## What you need to do:
Retype the rows from the start through the line containing "- x-tick-label: 10: [192, 460, 221, 490]", keeping every character unchanged.

## Dataset rows:

——————————

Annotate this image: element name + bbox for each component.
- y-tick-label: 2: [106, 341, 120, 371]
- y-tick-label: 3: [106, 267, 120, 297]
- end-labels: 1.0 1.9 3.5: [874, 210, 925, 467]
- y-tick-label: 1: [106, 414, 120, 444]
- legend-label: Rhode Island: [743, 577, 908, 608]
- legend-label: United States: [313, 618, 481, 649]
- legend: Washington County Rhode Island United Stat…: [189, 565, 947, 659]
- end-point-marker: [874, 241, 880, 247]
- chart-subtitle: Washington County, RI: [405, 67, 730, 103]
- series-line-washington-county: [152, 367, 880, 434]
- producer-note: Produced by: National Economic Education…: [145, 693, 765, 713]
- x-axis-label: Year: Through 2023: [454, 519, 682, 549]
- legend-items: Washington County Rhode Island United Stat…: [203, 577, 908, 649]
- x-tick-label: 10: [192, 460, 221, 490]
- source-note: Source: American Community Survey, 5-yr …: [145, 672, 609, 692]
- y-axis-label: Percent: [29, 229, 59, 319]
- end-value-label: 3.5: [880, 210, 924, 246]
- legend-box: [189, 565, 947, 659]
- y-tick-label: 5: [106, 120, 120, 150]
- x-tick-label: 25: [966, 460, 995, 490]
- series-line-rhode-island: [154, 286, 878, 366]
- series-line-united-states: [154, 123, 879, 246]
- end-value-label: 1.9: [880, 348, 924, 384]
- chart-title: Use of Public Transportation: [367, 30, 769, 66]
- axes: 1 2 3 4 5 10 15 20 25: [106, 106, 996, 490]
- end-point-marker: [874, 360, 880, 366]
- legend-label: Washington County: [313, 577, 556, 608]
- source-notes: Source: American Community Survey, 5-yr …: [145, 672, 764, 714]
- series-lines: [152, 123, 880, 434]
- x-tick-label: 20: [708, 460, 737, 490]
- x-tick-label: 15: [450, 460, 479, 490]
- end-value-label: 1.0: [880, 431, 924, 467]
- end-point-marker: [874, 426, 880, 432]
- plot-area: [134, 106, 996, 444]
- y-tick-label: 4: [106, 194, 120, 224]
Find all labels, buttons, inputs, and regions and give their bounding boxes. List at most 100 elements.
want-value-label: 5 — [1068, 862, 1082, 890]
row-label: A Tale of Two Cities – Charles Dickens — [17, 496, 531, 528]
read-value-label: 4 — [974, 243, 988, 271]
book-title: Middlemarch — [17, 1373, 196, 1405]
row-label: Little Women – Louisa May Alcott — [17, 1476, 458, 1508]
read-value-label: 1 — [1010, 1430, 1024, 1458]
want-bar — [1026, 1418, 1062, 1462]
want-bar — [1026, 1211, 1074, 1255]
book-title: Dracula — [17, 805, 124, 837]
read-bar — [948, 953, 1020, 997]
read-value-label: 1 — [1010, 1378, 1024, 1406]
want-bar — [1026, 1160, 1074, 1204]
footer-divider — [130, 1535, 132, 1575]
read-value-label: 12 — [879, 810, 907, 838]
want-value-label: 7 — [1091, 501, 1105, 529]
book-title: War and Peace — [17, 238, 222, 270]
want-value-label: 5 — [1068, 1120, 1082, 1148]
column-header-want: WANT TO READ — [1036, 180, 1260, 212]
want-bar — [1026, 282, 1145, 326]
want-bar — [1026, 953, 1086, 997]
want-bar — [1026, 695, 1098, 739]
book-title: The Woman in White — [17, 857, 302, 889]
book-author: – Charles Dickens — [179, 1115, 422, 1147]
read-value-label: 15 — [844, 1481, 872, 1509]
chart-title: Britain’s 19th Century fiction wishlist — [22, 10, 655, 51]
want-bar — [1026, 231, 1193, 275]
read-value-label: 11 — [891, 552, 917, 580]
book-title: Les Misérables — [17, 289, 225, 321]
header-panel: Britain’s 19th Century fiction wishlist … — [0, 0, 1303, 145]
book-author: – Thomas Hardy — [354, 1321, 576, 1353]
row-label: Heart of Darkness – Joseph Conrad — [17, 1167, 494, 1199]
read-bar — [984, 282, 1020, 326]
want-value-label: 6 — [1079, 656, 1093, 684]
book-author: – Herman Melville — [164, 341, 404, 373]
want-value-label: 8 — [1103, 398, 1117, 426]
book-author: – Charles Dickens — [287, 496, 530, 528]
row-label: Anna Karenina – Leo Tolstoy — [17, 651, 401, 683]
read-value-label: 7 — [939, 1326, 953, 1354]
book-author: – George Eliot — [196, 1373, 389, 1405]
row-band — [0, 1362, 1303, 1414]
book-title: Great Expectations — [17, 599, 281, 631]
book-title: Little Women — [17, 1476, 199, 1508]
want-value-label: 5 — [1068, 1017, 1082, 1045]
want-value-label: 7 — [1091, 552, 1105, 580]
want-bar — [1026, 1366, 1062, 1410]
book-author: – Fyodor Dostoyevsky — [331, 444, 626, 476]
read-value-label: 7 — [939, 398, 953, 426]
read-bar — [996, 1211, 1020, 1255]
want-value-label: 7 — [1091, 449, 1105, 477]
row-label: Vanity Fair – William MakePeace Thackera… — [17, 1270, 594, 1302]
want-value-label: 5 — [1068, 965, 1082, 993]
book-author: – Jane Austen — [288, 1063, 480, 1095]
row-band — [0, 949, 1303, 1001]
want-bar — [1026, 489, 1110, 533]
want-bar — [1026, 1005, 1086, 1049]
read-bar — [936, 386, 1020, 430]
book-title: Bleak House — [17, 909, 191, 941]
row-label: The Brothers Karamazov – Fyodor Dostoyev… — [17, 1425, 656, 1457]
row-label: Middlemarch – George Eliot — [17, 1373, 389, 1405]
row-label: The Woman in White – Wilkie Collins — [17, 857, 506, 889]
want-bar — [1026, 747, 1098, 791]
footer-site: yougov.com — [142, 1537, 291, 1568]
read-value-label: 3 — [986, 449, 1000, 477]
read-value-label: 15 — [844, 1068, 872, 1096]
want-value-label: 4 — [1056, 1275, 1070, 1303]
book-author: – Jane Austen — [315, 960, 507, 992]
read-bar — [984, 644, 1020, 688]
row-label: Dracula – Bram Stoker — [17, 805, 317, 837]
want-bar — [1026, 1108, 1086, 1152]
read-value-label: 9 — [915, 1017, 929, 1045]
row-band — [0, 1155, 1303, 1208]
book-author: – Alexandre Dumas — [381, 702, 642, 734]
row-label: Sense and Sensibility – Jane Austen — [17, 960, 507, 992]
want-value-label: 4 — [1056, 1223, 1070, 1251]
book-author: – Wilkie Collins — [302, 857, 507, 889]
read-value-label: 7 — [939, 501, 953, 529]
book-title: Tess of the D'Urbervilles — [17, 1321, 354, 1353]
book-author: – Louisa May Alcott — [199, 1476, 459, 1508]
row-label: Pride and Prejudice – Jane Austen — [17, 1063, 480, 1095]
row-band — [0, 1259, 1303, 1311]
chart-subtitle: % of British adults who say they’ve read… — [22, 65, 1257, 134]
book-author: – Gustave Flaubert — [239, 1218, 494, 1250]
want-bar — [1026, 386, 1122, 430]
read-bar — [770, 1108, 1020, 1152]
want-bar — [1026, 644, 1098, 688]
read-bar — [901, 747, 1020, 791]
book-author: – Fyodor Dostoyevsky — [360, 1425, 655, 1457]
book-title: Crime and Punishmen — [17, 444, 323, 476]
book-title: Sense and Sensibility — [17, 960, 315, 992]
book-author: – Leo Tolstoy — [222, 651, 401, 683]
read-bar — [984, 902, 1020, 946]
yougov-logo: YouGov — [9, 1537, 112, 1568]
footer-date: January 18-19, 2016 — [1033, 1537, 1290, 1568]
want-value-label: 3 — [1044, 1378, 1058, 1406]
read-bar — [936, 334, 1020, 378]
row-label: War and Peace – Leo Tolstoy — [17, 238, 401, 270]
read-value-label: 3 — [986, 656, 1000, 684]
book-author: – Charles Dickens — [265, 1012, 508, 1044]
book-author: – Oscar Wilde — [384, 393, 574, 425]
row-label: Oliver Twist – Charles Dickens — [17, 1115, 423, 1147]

——————————

## Expected answer:
Annotate this image: element name + bbox for each component.
- y-tick-label: 2: [106, 341, 120, 371]
- y-tick-label: 3: [106, 267, 120, 297]
- end-labels: 1.0 1.9 3.5: [874, 210, 925, 467]
- y-tick-label: 1: [106, 414, 120, 444]
- legend-label: Rhode Island: [743, 577, 908, 608]
- legend-label: United States: [313, 618, 481, 649]
- legend: Washington County Rhode Island United Stat…: [189, 565, 947, 659]
- end-point-marker: [874, 241, 880, 247]
- chart-subtitle: Washington County, RI: [405, 67, 730, 103]
- series-line-washington-county: [152, 367, 880, 434]
- producer-note: Produced by: National Economic Education…: [145, 693, 765, 713]
- x-axis-label: Year: Through 2023: [454, 519, 682, 549]
- legend-items: Washington County Rhode Island United Stat…: [203, 577, 908, 649]
- x-tick-label: 10: [192, 460, 221, 490]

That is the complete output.